[START]

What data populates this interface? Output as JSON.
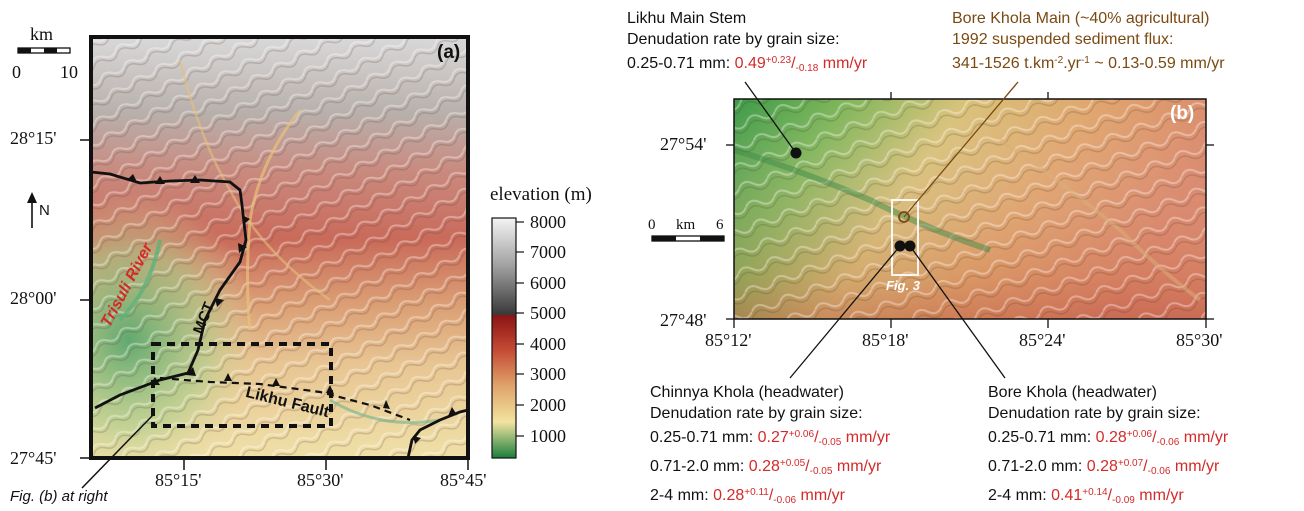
{
  "panel_a": {
    "label": "(a)",
    "scale": {
      "unit": "km",
      "min": "0",
      "max": "10"
    },
    "north": "N",
    "lat_ticks": [
      "28°15'",
      "28°00'",
      "27°45'"
    ],
    "lon_ticks": [
      "85°15'",
      "85°30'",
      "85°45'"
    ],
    "labels": {
      "river": "Trisuli River",
      "mct": "MCT",
      "fault": "Likhu Fault"
    },
    "callout": "Fig. (b) at right"
  },
  "colorbar": {
    "title": "elevation (m)",
    "ticks": [
      "8000",
      "7000",
      "6000",
      "5000",
      "4000",
      "3000",
      "2000",
      "1000"
    ],
    "stops": [
      "#f2f2f2",
      "#9a9a9a",
      "#3a3a3a",
      "#8e1515",
      "#cc5a3c",
      "#e0b06a",
      "#f4e7a8",
      "#18803d"
    ]
  },
  "panel_b": {
    "label": "(b)",
    "scale": {
      "min": "0",
      "unit": "km",
      "max": "6"
    },
    "lat_ticks": [
      "27°54'",
      "27°48'"
    ],
    "lon_ticks": [
      "85°12'",
      "85°18'",
      "85°24'",
      "85°30'"
    ],
    "fig3": "Fig. 3"
  },
  "annotations": {
    "likhu": {
      "title": "Likhu Main Stem",
      "subtitle": "Denudation rate by grain size:",
      "rows": [
        {
          "size": "0.25-0.71 mm:",
          "value": "0.49",
          "plus": "+0.23",
          "minus": "-0.18",
          "unit": "mm/yr"
        }
      ]
    },
    "bore_main": {
      "line1": "Bore Khola Main (~40% agricultural)",
      "line2": "1992 suspended sediment flux:",
      "line3_a": "341-1526 t.km",
      "line3_sup1": "-2",
      "line3_b": ".yr",
      "line3_sup2": "-1",
      "line3_c": " ~ 0.13-0.59 mm/yr"
    },
    "chinnya": {
      "title": "Chinnya Khola (headwater)",
      "subtitle": "Denudation rate by grain size:",
      "rows": [
        {
          "size": "0.25-0.71 mm:",
          "value": "0.27",
          "plus": "+0.06",
          "minus": "-0.05",
          "unit": "mm/yr"
        },
        {
          "size": "0.71-2.0 mm:",
          "value": "0.28",
          "plus": "+0.05",
          "minus": "-0.05",
          "unit": "mm/yr"
        },
        {
          "size": "2-4 mm:",
          "value": "0.28",
          "plus": "+0.11",
          "minus": "-0.06",
          "unit": "mm/yr"
        }
      ]
    },
    "bore_head": {
      "title": "Bore Khola (headwater)",
      "subtitle": "Denudation rate by grain size:",
      "rows": [
        {
          "size": "0.25-0.71 mm:",
          "value": "0.28",
          "plus": "+0.06",
          "minus": "-0.06",
          "unit": "mm/yr"
        },
        {
          "size": "0.71-2.0 mm:",
          "value": "0.28",
          "plus": "+0.07",
          "minus": "-0.06",
          "unit": "mm/yr"
        },
        {
          "size": "2-4 mm:",
          "value": "0.41",
          "plus": "+0.14",
          "minus": "-0.09",
          "unit": "mm/yr"
        }
      ]
    }
  }
}
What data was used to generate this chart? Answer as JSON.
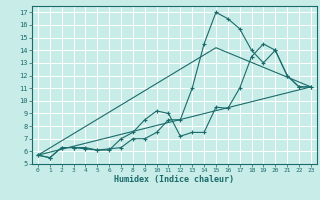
{
  "xlabel": "Humidex (Indice chaleur)",
  "xlim": [
    -0.5,
    23.5
  ],
  "ylim": [
    5,
    17.5
  ],
  "xticks": [
    0,
    1,
    2,
    3,
    4,
    5,
    6,
    7,
    8,
    9,
    10,
    11,
    12,
    13,
    14,
    15,
    16,
    17,
    18,
    19,
    20,
    21,
    22,
    23
  ],
  "yticks": [
    5,
    6,
    7,
    8,
    9,
    10,
    11,
    12,
    13,
    14,
    15,
    16,
    17
  ],
  "bg_color": "#c8ece8",
  "grid_color": "#a0d4ce",
  "line_color": "#1a6b6b",
  "line1_x": [
    0,
    1,
    2,
    3,
    4,
    5,
    6,
    7,
    8,
    9,
    10,
    11,
    12,
    13,
    14,
    15,
    16,
    17,
    18,
    19,
    20,
    21,
    22,
    23
  ],
  "line1_y": [
    5.7,
    5.5,
    6.3,
    6.3,
    6.2,
    6.1,
    6.2,
    6.3,
    7.0,
    7.0,
    7.5,
    8.5,
    8.5,
    11.0,
    14.5,
    17.0,
    16.5,
    15.7,
    14.0,
    13.0,
    14.0,
    12.0,
    11.1,
    11.1
  ],
  "line2_x": [
    0,
    1,
    2,
    3,
    4,
    5,
    6,
    7,
    8,
    9,
    10,
    11,
    12,
    13,
    14,
    15,
    16,
    17,
    18,
    19,
    20,
    21,
    22,
    23
  ],
  "line2_y": [
    5.7,
    5.5,
    6.3,
    6.3,
    6.3,
    6.1,
    6.1,
    7.0,
    7.5,
    8.5,
    9.2,
    9.0,
    7.2,
    7.5,
    7.5,
    9.5,
    9.4,
    11.0,
    13.5,
    14.5,
    14.0,
    12.0,
    11.1,
    11.1
  ],
  "line3_x": [
    0,
    23
  ],
  "line3_y": [
    5.7,
    11.1
  ],
  "line4_x": [
    0,
    15,
    23
  ],
  "line4_y": [
    5.7,
    14.2,
    11.1
  ]
}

[END]

--- PROMPT ---
Report the number of lines in the entries above that include the string "JSON". Give nothing but the number.

--- ANSWER TO THE EXERCISE ---
2